Layout coordinate data
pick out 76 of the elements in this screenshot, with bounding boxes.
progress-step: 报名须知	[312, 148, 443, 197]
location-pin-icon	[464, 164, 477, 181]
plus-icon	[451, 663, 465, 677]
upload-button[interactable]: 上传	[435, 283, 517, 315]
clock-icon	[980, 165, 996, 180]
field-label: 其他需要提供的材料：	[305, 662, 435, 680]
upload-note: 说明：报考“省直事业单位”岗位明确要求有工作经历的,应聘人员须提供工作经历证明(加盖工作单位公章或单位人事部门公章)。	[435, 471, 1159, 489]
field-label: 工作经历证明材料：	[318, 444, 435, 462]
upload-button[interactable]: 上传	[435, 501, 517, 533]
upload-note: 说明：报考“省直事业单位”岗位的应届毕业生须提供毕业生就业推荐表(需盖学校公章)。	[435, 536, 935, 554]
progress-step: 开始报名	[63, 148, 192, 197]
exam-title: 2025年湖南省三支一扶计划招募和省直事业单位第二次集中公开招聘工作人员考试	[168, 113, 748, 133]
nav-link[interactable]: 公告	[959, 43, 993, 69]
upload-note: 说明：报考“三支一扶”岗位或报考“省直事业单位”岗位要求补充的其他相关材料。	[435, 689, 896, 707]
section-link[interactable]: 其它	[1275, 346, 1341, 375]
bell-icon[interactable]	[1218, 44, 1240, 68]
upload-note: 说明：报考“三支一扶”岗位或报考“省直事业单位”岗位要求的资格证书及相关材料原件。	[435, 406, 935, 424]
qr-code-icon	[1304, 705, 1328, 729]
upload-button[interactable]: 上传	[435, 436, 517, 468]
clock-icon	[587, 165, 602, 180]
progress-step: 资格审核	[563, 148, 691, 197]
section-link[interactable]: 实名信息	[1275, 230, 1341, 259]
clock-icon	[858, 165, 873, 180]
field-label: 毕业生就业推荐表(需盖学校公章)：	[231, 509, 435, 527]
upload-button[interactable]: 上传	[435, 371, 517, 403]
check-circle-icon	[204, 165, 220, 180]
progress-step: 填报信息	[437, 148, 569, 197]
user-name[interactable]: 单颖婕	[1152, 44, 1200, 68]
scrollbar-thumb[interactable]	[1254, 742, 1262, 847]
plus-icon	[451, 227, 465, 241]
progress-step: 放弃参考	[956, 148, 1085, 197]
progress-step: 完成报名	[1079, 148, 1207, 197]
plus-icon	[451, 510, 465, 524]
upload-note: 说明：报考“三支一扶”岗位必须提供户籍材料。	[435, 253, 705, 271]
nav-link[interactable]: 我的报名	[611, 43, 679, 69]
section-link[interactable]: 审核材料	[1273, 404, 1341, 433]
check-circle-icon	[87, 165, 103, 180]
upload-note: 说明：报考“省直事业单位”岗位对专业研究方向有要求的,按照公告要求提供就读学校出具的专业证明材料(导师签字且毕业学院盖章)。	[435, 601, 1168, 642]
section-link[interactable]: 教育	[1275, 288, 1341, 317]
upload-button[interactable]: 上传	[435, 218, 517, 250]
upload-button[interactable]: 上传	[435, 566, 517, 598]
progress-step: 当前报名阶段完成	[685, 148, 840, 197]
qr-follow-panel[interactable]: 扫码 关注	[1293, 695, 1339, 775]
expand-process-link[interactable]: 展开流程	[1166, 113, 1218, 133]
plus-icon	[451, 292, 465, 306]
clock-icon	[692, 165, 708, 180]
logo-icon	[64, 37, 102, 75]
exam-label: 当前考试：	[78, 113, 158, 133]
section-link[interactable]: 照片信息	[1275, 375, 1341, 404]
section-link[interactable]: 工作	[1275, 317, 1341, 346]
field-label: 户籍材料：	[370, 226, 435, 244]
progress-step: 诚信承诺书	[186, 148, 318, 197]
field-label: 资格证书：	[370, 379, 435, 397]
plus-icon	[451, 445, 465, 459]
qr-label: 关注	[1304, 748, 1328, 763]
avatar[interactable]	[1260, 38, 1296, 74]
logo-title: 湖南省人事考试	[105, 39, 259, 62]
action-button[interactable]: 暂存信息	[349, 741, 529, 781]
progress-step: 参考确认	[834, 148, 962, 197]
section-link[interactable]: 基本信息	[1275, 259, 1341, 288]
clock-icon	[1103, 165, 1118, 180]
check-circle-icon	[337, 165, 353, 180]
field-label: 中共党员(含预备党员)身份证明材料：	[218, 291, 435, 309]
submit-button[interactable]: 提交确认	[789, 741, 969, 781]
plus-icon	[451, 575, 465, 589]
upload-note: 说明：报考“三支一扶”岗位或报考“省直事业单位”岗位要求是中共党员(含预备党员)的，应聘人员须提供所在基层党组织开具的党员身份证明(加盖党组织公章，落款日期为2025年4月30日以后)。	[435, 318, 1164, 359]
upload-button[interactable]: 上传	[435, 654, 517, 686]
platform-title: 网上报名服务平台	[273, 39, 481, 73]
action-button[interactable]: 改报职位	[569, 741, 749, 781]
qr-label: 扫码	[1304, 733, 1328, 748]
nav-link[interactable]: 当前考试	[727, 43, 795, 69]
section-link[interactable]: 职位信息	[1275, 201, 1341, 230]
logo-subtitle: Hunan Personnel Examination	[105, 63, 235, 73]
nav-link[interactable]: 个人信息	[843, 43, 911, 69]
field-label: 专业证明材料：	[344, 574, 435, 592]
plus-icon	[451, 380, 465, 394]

WHAT YOU NEED TO DO. Copy out all of the rows above with no changes at all.

RIGHT ANSWER.
pick out 76 of the elements in this screenshot, with bounding boxes.
progress-step: 报名须知	[312, 148, 443, 197]
location-pin-icon	[464, 164, 477, 181]
plus-icon	[451, 663, 465, 677]
upload-button[interactable]: 上传	[435, 283, 517, 315]
clock-icon	[980, 165, 996, 180]
field-label: 其他需要提供的材料：	[305, 662, 435, 680]
upload-note: 说明：报考“省直事业单位”岗位明确要求有工作经历的,应聘人员须提供工作经历证明(加盖工作单位公章或单位人事部门公章)。	[435, 471, 1159, 489]
field-label: 工作经历证明材料：	[318, 444, 435, 462]
upload-button[interactable]: 上传	[435, 501, 517, 533]
upload-note: 说明：报考“省直事业单位”岗位的应届毕业生须提供毕业生就业推荐表(需盖学校公章)。	[435, 536, 935, 554]
progress-step: 开始报名	[63, 148, 192, 197]
exam-title: 2025年湖南省三支一扶计划招募和省直事业单位第二次集中公开招聘工作人员考试	[168, 113, 748, 133]
nav-link[interactable]: 公告	[959, 43, 993, 69]
upload-note: 说明：报考“三支一扶”岗位或报考“省直事业单位”岗位要求补充的其他相关材料。	[435, 689, 896, 707]
section-link[interactable]: 其它	[1275, 346, 1341, 375]
bell-icon[interactable]	[1218, 44, 1240, 68]
upload-note: 说明：报考“三支一扶”岗位或报考“省直事业单位”岗位要求的资格证书及相关材料原件。	[435, 406, 935, 424]
qr-code-icon	[1304, 705, 1328, 729]
upload-button[interactable]: 上传	[435, 436, 517, 468]
clock-icon	[587, 165, 602, 180]
progress-step: 资格审核	[563, 148, 691, 197]
section-link[interactable]: 实名信息	[1275, 230, 1341, 259]
clock-icon	[858, 165, 873, 180]
field-label: 毕业生就业推荐表(需盖学校公章)：	[231, 509, 435, 527]
upload-button[interactable]: 上传	[435, 371, 517, 403]
check-circle-icon	[204, 165, 220, 180]
progress-step: 填报信息	[437, 148, 569, 197]
user-name[interactable]: 单颖婕	[1152, 44, 1200, 68]
scrollbar-thumb[interactable]	[1254, 742, 1262, 847]
plus-icon	[451, 227, 465, 241]
progress-step: 放弃参考	[956, 148, 1085, 197]
progress-step: 完成报名	[1079, 148, 1207, 197]
plus-icon	[451, 510, 465, 524]
upload-note: 说明：报考“三支一扶”岗位必须提供户籍材料。	[435, 253, 705, 271]
nav-link[interactable]: 我的报名	[611, 43, 679, 69]
section-link[interactable]: 审核材料	[1273, 404, 1341, 433]
check-circle-icon	[87, 165, 103, 180]
upload-note: 说明：报考“省直事业单位”岗位对专业研究方向有要求的,按照公告要求提供就读学校出具的专业证明材料(导师签字且毕业学院盖章)。	[435, 601, 1168, 642]
section-link[interactable]: 教育	[1275, 288, 1341, 317]
upload-button[interactable]: 上传	[435, 218, 517, 250]
upload-button[interactable]: 上传	[435, 566, 517, 598]
progress-step: 当前报名阶段完成	[685, 148, 840, 197]
qr-follow-panel[interactable]: 扫码 关注	[1293, 695, 1339, 775]
expand-process-link[interactable]: 展开流程	[1166, 113, 1218, 133]
plus-icon	[451, 292, 465, 306]
clock-icon	[692, 165, 708, 180]
logo-icon	[64, 37, 102, 75]
exam-label: 当前考试：	[78, 113, 158, 133]
section-link[interactable]: 照片信息	[1275, 375, 1341, 404]
section-link[interactable]: 工作	[1275, 317, 1341, 346]
field-label: 户籍材料：	[370, 226, 435, 244]
progress-step: 诚信承诺书	[186, 148, 318, 197]
field-label: 资格证书：	[370, 379, 435, 397]
plus-icon	[451, 445, 465, 459]
qr-label: 关注	[1304, 748, 1328, 763]
avatar[interactable]	[1260, 38, 1296, 74]
logo-title: 湖南省人事考试	[105, 39, 259, 62]
action-button[interactable]: 暂存信息	[349, 741, 529, 781]
progress-step: 参考确认	[834, 148, 962, 197]
section-link[interactable]: 基本信息	[1275, 259, 1341, 288]
clock-icon	[1103, 165, 1118, 180]
check-circle-icon	[337, 165, 353, 180]
field-label: 中共党员(含预备党员)身份证明材料：	[218, 291, 435, 309]
submit-button[interactable]: 提交确认	[789, 741, 969, 781]
plus-icon	[451, 575, 465, 589]
upload-note: 说明：报考“三支一扶”岗位或报考“省直事业单位”岗位要求是中共党员(含预备党员)的，应聘人员须提供所在基层党组织开具的党员身份证明(加盖党组织公章，落款日期为2025年4月30日以后)。	[435, 318, 1164, 359]
upload-button[interactable]: 上传	[435, 654, 517, 686]
platform-title: 网上报名服务平台	[273, 39, 481, 73]
action-button[interactable]: 改报职位	[569, 741, 749, 781]
qr-label: 扫码	[1304, 733, 1328, 748]
nav-link[interactable]: 当前考试	[727, 43, 795, 69]
section-link[interactable]: 职位信息	[1275, 201, 1341, 230]
logo-subtitle: Hunan Personnel Examination	[105, 63, 235, 73]
nav-link[interactable]: 个人信息	[843, 43, 911, 69]
field-label: 专业证明材料：	[344, 574, 435, 592]
plus-icon	[451, 380, 465, 394]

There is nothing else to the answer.